━━━ ITEMS

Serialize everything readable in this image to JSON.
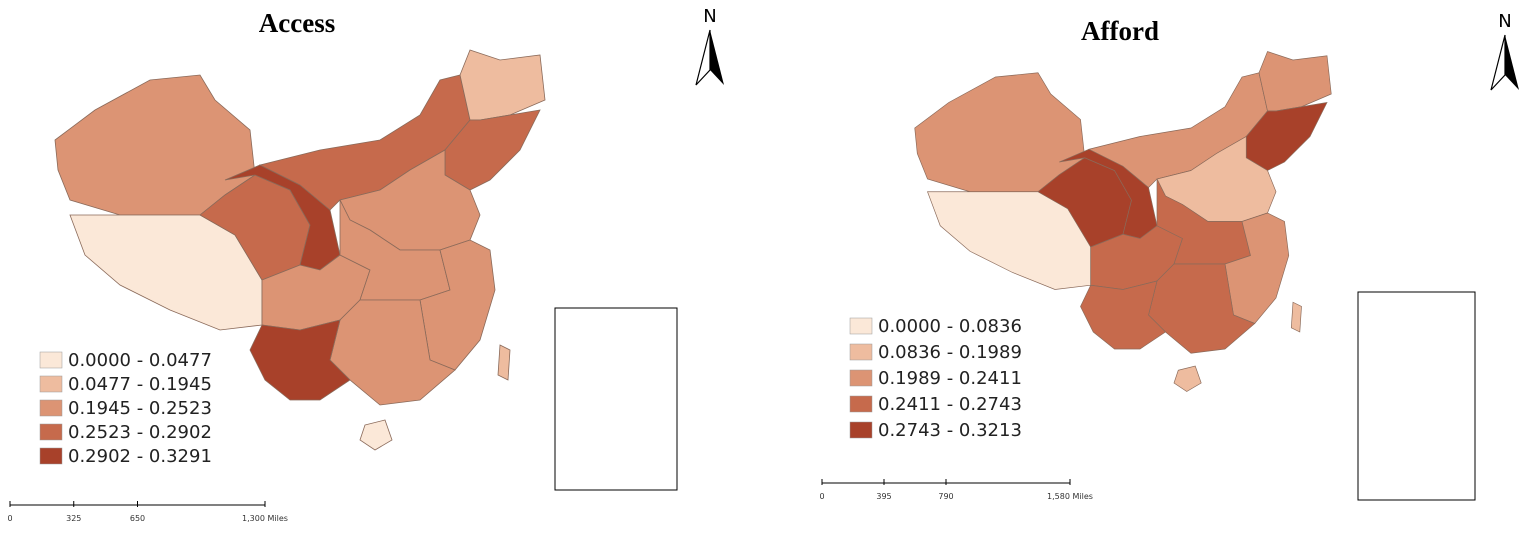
{
  "maps": [
    {
      "title": "Access",
      "legend": [
        "0.0000 - 0.0477",
        "0.0477 - 0.1945",
        "0.1945 - 0.2523",
        "0.2523 - 0.2902",
        "0.2902 - 0.3291"
      ],
      "legend_colors": [
        "#fbe8d8",
        "#eebc9f",
        "#dc9474",
        "#c66a4c",
        "#a8412a"
      ],
      "north": "N",
      "scale_bar": [
        0,
        325,
        650,
        {
          "value": 1300,
          "label": "1,300 Miles"
        }
      ]
    },
    {
      "title": "Afford",
      "legend": [
        "0.0000 - 0.0836",
        "0.0836 - 0.1989",
        "0.1989 - 0.2411",
        "0.2411 - 0.2743",
        "0.2743 - 0.3213"
      ],
      "legend_colors": [
        "#fbe8d8",
        "#eebc9f",
        "#dc9474",
        "#c66a4c",
        "#a8412a"
      ],
      "north": "N",
      "scale_bar": [
        0,
        395,
        790,
        {
          "value": 1580,
          "label": "1,580 Miles"
        }
      ]
    }
  ]
}
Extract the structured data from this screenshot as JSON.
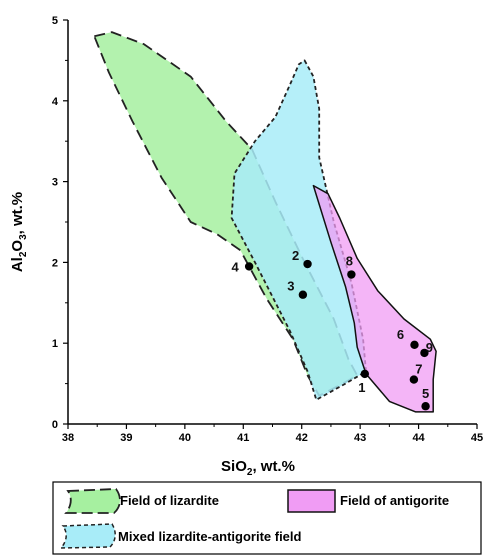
{
  "chart_data": {
    "type": "scatter",
    "xlabel": {
      "main": "SiO",
      "sub": "2",
      "rest": ", wt.%"
    },
    "ylabel": {
      "pre": "Al",
      "sub1": "2",
      "mid": "O",
      "sub2": "3",
      "rest": ", wt.%"
    },
    "xlim": [
      38,
      45
    ],
    "ylim": [
      0,
      5
    ],
    "xticks": [
      "38",
      "39",
      "40",
      "41",
      "42",
      "43",
      "44",
      "45"
    ],
    "yticks": [
      "0",
      "1",
      "2",
      "3",
      "4",
      "5"
    ],
    "grid": false,
    "points": [
      {
        "label": "1",
        "x": 43.08,
        "y": 0.62
      },
      {
        "label": "2",
        "x": 42.1,
        "y": 1.98
      },
      {
        "label": "3",
        "x": 42.02,
        "y": 1.6
      },
      {
        "label": "4",
        "x": 41.1,
        "y": 1.95
      },
      {
        "label": "5",
        "x": 44.12,
        "y": 0.22
      },
      {
        "label": "6",
        "x": 43.93,
        "y": 0.98
      },
      {
        "label": "7",
        "x": 43.92,
        "y": 0.55
      },
      {
        "label": "8",
        "x": 42.85,
        "y": 1.85
      },
      {
        "label": "9",
        "x": 44.1,
        "y": 0.88
      }
    ],
    "fields": [
      {
        "name": "Field of lizardite",
        "fill": "#a6f0a0",
        "stroke": "#222222",
        "style": "long-dash",
        "polygon": [
          [
            38.45,
            4.8
          ],
          [
            38.75,
            4.85
          ],
          [
            39.3,
            4.7
          ],
          [
            40.1,
            4.3
          ],
          [
            40.7,
            3.75
          ],
          [
            41.15,
            3.4
          ],
          [
            41.55,
            2.75
          ],
          [
            42.05,
            2.0
          ],
          [
            42.55,
            1.3
          ],
          [
            42.8,
            0.8
          ],
          [
            42.95,
            0.6
          ],
          [
            42.65,
            0.48
          ],
          [
            42.3,
            0.35
          ],
          [
            42.1,
            0.6
          ],
          [
            41.85,
            1.05
          ],
          [
            41.4,
            1.55
          ],
          [
            40.95,
            2.15
          ],
          [
            40.55,
            2.35
          ],
          [
            40.1,
            2.5
          ],
          [
            39.6,
            3.05
          ],
          [
            39.1,
            3.75
          ],
          [
            38.7,
            4.35
          ]
        ]
      },
      {
        "name": "Mixed lizardite-antigorite field",
        "fill": "#a8ecf8",
        "stroke": "#222222",
        "style": "short-dash",
        "polygon": [
          [
            42.05,
            4.5
          ],
          [
            42.2,
            4.3
          ],
          [
            42.3,
            3.9
          ],
          [
            42.3,
            3.3
          ],
          [
            42.55,
            2.5
          ],
          [
            42.85,
            1.75
          ],
          [
            43.05,
            1.05
          ],
          [
            43.1,
            0.65
          ],
          [
            42.75,
            0.5
          ],
          [
            42.25,
            0.3
          ],
          [
            42.1,
            0.65
          ],
          [
            41.8,
            1.15
          ],
          [
            41.2,
            2.0
          ],
          [
            40.8,
            2.55
          ],
          [
            40.85,
            3.1
          ],
          [
            41.2,
            3.5
          ],
          [
            41.55,
            3.8
          ],
          [
            41.8,
            4.2
          ],
          [
            41.95,
            4.45
          ]
        ]
      },
      {
        "name": "Field of antigorite",
        "fill": "#f09cf4",
        "stroke": "#111111",
        "style": "solid",
        "polygon": [
          [
            42.2,
            2.95
          ],
          [
            42.45,
            2.85
          ],
          [
            42.65,
            2.55
          ],
          [
            42.95,
            2.05
          ],
          [
            43.3,
            1.65
          ],
          [
            43.75,
            1.3
          ],
          [
            44.2,
            1.05
          ],
          [
            44.3,
            0.9
          ],
          [
            44.25,
            0.55
          ],
          [
            44.25,
            0.15
          ],
          [
            43.95,
            0.15
          ],
          [
            43.5,
            0.28
          ],
          [
            43.1,
            0.62
          ],
          [
            42.95,
            0.95
          ],
          [
            42.9,
            1.25
          ],
          [
            42.75,
            1.7
          ],
          [
            42.5,
            2.25
          ]
        ]
      }
    ],
    "legend_position": "bottom",
    "legend": [
      {
        "label": "Field of lizardite",
        "fill": "#a6f0a0",
        "style": "long-dash"
      },
      {
        "label": "Field of antigorite",
        "fill": "#f09cf4",
        "style": "solid"
      },
      {
        "label": "Mixed lizardite-antigorite field",
        "fill": "#a8ecf8",
        "style": "short-dash"
      }
    ]
  }
}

━━━━━━

**AIM:**
Write the records out once more, exactly as they appear, with no pictures.

**REPLY:**
Serialize everything readable in this image to JSON.
{
  "maps": [
    {
      "title": "Access",
      "legend": [
        "0.0000 - 0.0477",
        "0.0477 - 0.1945",
        "0.1945 - 0.2523",
        "0.2523 - 0.2902",
        "0.2902 - 0.3291"
      ],
      "legend_colors": [
        "#fbe8d8",
        "#eebc9f",
        "#dc9474",
        "#c66a4c",
        "#a8412a"
      ],
      "north": "N",
      "scale_bar": [
        0,
        325,
        650,
        {
          "value": 1300,
          "label": "1,300 Miles"
        }
      ]
    },
    {
      "title": "Afford",
      "legend": [
        "0.0000 - 0.0836",
        "0.0836 - 0.1989",
        "0.1989 - 0.2411",
        "0.2411 - 0.2743",
        "0.2743 - 0.3213"
      ],
      "legend_colors": [
        "#fbe8d8",
        "#eebc9f",
        "#dc9474",
        "#c66a4c",
        "#a8412a"
      ],
      "north": "N",
      "scale_bar": [
        0,
        395,
        790,
        {
          "value": 1580,
          "label": "1,580 Miles"
        }
      ]
    }
  ]
}
Extract the structured data from this screenshot as JSON.
{
  "chart_data": {
    "type": "scatter",
    "xlabel": {
      "main": "SiO",
      "sub": "2",
      "rest": ", wt.%"
    },
    "ylabel": {
      "pre": "Al",
      "sub1": "2",
      "mid": "O",
      "sub2": "3",
      "rest": ", wt.%"
    },
    "xlim": [
      38,
      45
    ],
    "ylim": [
      0,
      5
    ],
    "xticks": [
      "38",
      "39",
      "40",
      "41",
      "42",
      "43",
      "44",
      "45"
    ],
    "yticks": [
      "0",
      "1",
      "2",
      "3",
      "4",
      "5"
    ],
    "grid": false,
    "points": [
      {
        "label": "1",
        "x": 43.08,
        "y": 0.62
      },
      {
        "label": "2",
        "x": 42.1,
        "y": 1.98
      },
      {
        "label": "3",
        "x": 42.02,
        "y": 1.6
      },
      {
        "label": "4",
        "x": 41.1,
        "y": 1.95
      },
      {
        "label": "5",
        "x": 44.12,
        "y": 0.22
      },
      {
        "label": "6",
        "x": 43.93,
        "y": 0.98
      },
      {
        "label": "7",
        "x": 43.92,
        "y": 0.55
      },
      {
        "label": "8",
        "x": 42.85,
        "y": 1.85
      },
      {
        "label": "9",
        "x": 44.1,
        "y": 0.88
      }
    ],
    "fields": [
      {
        "name": "Field of lizardite",
        "fill": "#a6f0a0",
        "stroke": "#222222",
        "style": "long-dash",
        "polygon": [
          [
            38.45,
            4.8
          ],
          [
            38.75,
            4.85
          ],
          [
            39.3,
            4.7
          ],
          [
            40.1,
            4.3
          ],
          [
            40.7,
            3.75
          ],
          [
            41.15,
            3.4
          ],
          [
            41.55,
            2.75
          ],
          [
            42.05,
            2.0
          ],
          [
            42.55,
            1.3
          ],
          [
            42.8,
            0.8
          ],
          [
            42.95,
            0.6
          ],
          [
            42.65,
            0.48
          ],
          [
            42.3,
            0.35
          ],
          [
            42.1,
            0.6
          ],
          [
            41.85,
            1.05
          ],
          [
            41.4,
            1.55
          ],
          [
            40.95,
            2.15
          ],
          [
            40.55,
            2.35
          ],
          [
            40.1,
            2.5
          ],
          [
            39.6,
            3.05
          ],
          [
            39.1,
            3.75
          ],
          [
            38.7,
            4.35
          ]
        ]
      },
      {
        "name": "Mixed lizardite-antigorite field",
        "fill": "#a8ecf8",
        "stroke": "#222222",
        "style": "short-dash",
        "polygon": [
          [
            42.05,
            4.5
          ],
          [
            42.2,
            4.3
          ],
          [
            42.3,
            3.9
          ],
          [
            42.3,
            3.3
          ],
          [
            42.55,
            2.5
          ],
          [
            42.85,
            1.75
          ],
          [
            43.05,
            1.05
          ],
          [
            43.1,
            0.65
          ],
          [
            42.75,
            0.5
          ],
          [
            42.25,
            0.3
          ],
          [
            42.1,
            0.65
          ],
          [
            41.8,
            1.15
          ],
          [
            41.2,
            2.0
          ],
          [
            40.8,
            2.55
          ],
          [
            40.85,
            3.1
          ],
          [
            41.2,
            3.5
          ],
          [
            41.55,
            3.8
          ],
          [
            41.8,
            4.2
          ],
          [
            41.95,
            4.45
          ]
        ]
      },
      {
        "name": "Field of antigorite",
        "fill": "#f09cf4",
        "stroke": "#111111",
        "style": "solid",
        "polygon": [
          [
            42.2,
            2.95
          ],
          [
            42.45,
            2.85
          ],
          [
            42.65,
            2.55
          ],
          [
            42.95,
            2.05
          ],
          [
            43.3,
            1.65
          ],
          [
            43.75,
            1.3
          ],
          [
            44.2,
            1.05
          ],
          [
            44.3,
            0.9
          ],
          [
            44.25,
            0.55
          ],
          [
            44.25,
            0.15
          ],
          [
            43.95,
            0.15
          ],
          [
            43.5,
            0.28
          ],
          [
            43.1,
            0.62
          ],
          [
            42.95,
            0.95
          ],
          [
            42.9,
            1.25
          ],
          [
            42.75,
            1.7
          ],
          [
            42.5,
            2.25
          ]
        ]
      }
    ],
    "legend_position": "bottom",
    "legend": [
      {
        "label": "Field of lizardite",
        "fill": "#a6f0a0",
        "style": "long-dash"
      },
      {
        "label": "Field of antigorite",
        "fill": "#f09cf4",
        "style": "solid"
      },
      {
        "label": "Mixed lizardite-antigorite field",
        "fill": "#a8ecf8",
        "style": "short-dash"
      }
    ]
  }
}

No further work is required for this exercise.